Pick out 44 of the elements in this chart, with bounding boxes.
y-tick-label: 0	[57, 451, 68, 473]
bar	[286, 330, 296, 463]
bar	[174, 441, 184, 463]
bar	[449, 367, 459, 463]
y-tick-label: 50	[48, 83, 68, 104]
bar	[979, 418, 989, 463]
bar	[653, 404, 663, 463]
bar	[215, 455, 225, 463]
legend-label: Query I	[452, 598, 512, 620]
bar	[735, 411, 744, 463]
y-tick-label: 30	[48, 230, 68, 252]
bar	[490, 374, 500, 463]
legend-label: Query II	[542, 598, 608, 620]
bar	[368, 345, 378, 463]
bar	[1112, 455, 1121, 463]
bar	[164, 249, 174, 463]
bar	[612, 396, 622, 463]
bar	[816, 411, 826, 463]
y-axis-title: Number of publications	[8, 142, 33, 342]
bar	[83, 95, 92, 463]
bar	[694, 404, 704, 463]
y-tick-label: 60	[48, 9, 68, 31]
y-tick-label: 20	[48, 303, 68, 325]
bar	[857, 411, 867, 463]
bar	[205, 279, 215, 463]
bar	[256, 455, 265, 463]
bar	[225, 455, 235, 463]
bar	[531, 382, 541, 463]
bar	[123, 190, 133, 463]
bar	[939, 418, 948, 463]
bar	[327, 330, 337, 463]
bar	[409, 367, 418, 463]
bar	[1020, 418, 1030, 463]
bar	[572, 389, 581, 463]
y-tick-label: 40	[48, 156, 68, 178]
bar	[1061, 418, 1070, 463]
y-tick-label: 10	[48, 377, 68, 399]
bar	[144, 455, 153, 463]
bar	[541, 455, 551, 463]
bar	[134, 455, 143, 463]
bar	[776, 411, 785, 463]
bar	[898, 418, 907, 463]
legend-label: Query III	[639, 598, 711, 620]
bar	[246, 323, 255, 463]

*YOUR INSTRUCTIONS*
Filter the lines above, keeping every line that contains the string "tick". Treat case as significant.

*PROBLEM SOLUTION*
y-tick-label: 0	[57, 451, 68, 473]
y-tick-label: 50	[48, 83, 68, 104]
y-tick-label: 30	[48, 230, 68, 252]
y-tick-label: 60	[48, 9, 68, 31]
y-tick-label: 20	[48, 303, 68, 325]
y-tick-label: 40	[48, 156, 68, 178]
y-tick-label: 10	[48, 377, 68, 399]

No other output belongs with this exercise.